[Records about charts and figures]

────────

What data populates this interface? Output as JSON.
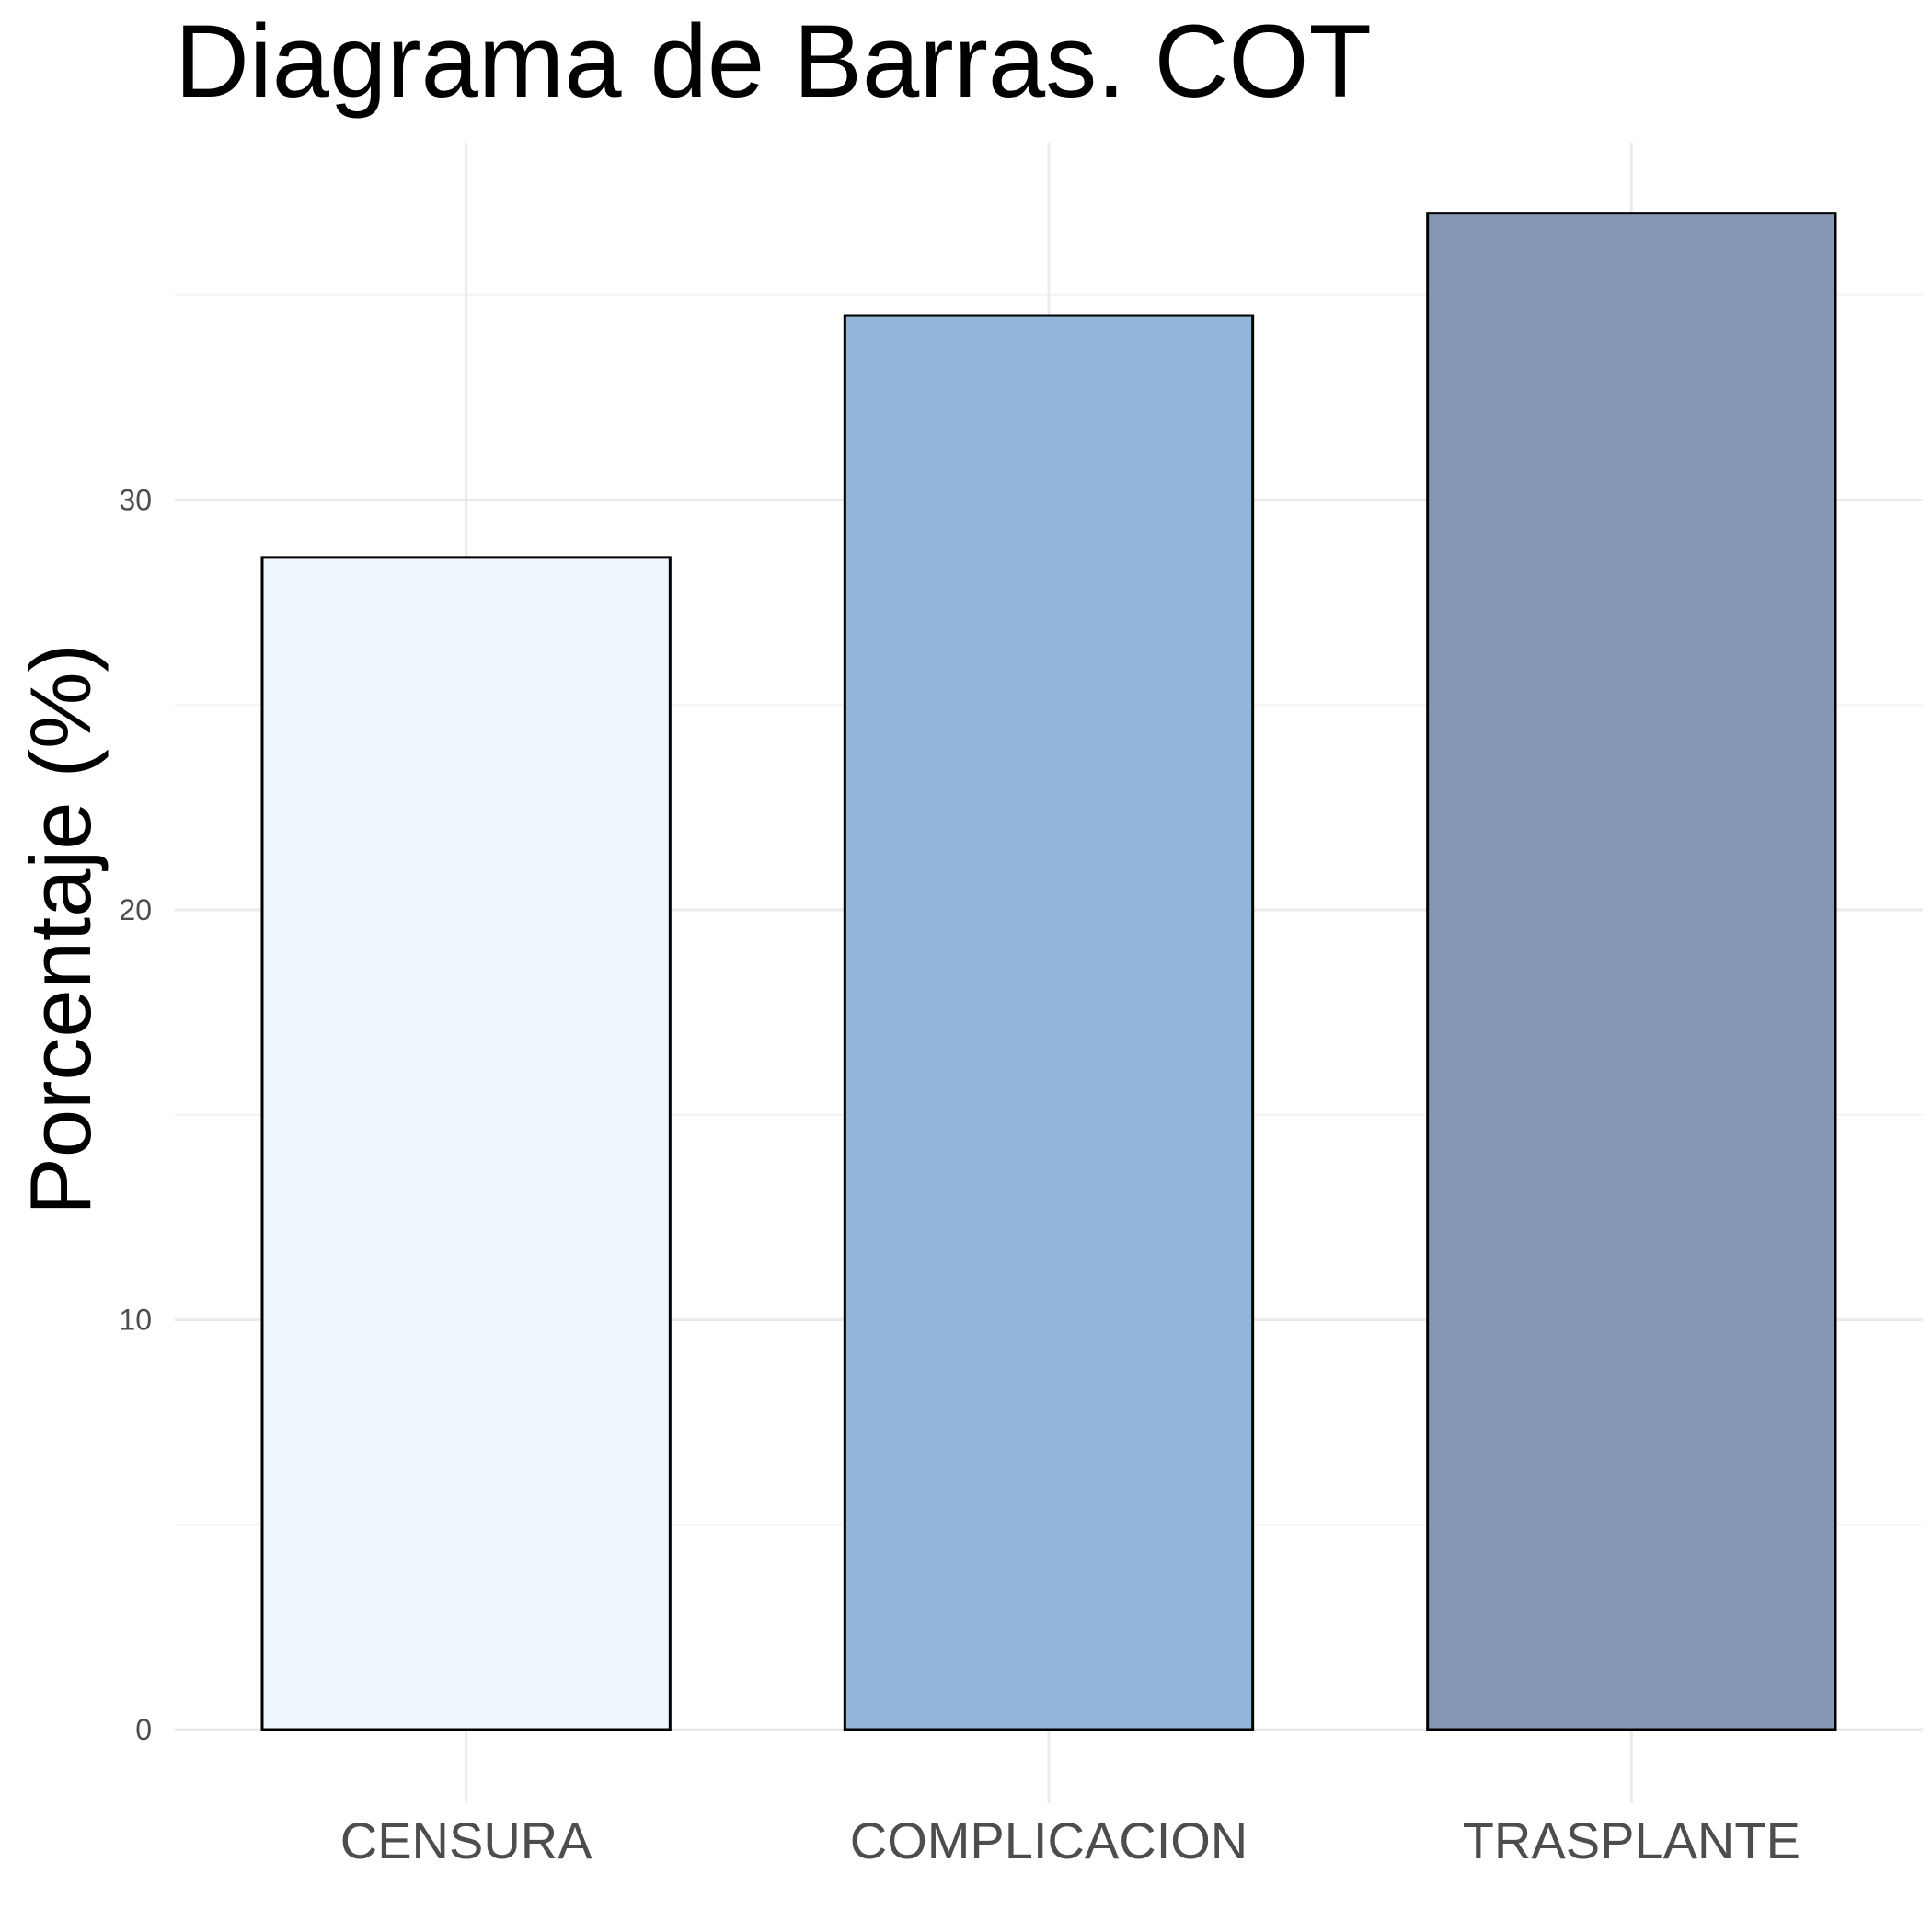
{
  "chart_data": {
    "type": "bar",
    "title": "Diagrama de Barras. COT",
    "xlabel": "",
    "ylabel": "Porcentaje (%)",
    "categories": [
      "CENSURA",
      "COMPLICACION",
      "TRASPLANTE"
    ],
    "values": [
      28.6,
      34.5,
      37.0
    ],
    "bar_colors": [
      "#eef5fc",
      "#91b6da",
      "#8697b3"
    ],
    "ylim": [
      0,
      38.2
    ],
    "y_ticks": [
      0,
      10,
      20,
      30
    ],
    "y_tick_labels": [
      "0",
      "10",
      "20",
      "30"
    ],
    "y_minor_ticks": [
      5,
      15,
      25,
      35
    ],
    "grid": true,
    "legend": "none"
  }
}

────────

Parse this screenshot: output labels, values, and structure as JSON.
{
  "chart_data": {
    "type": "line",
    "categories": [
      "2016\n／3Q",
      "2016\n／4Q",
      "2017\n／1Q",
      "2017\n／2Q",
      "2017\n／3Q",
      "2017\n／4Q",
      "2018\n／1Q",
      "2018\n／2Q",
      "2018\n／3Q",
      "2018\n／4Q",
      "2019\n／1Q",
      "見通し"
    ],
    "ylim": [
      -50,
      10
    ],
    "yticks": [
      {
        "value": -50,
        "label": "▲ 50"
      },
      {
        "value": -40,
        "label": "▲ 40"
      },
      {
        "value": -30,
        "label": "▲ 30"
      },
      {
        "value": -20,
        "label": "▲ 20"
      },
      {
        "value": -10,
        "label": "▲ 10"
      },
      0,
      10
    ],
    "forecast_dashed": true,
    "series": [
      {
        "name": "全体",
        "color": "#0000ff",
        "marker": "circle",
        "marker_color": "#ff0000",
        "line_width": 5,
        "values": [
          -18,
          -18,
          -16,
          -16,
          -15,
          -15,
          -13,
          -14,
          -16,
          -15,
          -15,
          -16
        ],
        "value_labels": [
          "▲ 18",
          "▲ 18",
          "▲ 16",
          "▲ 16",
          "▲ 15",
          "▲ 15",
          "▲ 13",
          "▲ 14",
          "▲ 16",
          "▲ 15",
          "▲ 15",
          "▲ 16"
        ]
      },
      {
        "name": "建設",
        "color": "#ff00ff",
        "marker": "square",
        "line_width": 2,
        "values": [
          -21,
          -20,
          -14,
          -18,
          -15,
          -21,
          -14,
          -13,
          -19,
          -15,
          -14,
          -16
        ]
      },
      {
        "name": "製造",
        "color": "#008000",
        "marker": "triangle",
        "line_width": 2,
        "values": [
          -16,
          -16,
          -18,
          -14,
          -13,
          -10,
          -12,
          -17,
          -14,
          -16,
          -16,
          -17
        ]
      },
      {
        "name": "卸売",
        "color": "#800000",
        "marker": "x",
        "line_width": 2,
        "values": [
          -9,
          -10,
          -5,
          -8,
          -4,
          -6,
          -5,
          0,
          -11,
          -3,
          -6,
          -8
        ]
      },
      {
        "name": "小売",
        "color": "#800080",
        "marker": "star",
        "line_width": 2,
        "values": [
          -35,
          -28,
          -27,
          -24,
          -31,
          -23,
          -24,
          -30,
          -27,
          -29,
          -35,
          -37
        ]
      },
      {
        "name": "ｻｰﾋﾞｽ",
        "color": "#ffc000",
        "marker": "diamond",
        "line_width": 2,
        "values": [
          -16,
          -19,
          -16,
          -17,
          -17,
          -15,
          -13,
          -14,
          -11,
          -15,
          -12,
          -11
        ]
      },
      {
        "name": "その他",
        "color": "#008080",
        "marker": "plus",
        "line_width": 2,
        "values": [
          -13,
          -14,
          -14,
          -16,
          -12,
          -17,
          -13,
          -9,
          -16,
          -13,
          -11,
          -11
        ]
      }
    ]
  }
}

────────

* [What to produce]:
Take every line from the records above that has the word "JSON" and copy it.

* [Expected output]:
What data populates this interface? Output as JSON.
Parse this screenshot: output labels, values, and structure as JSON.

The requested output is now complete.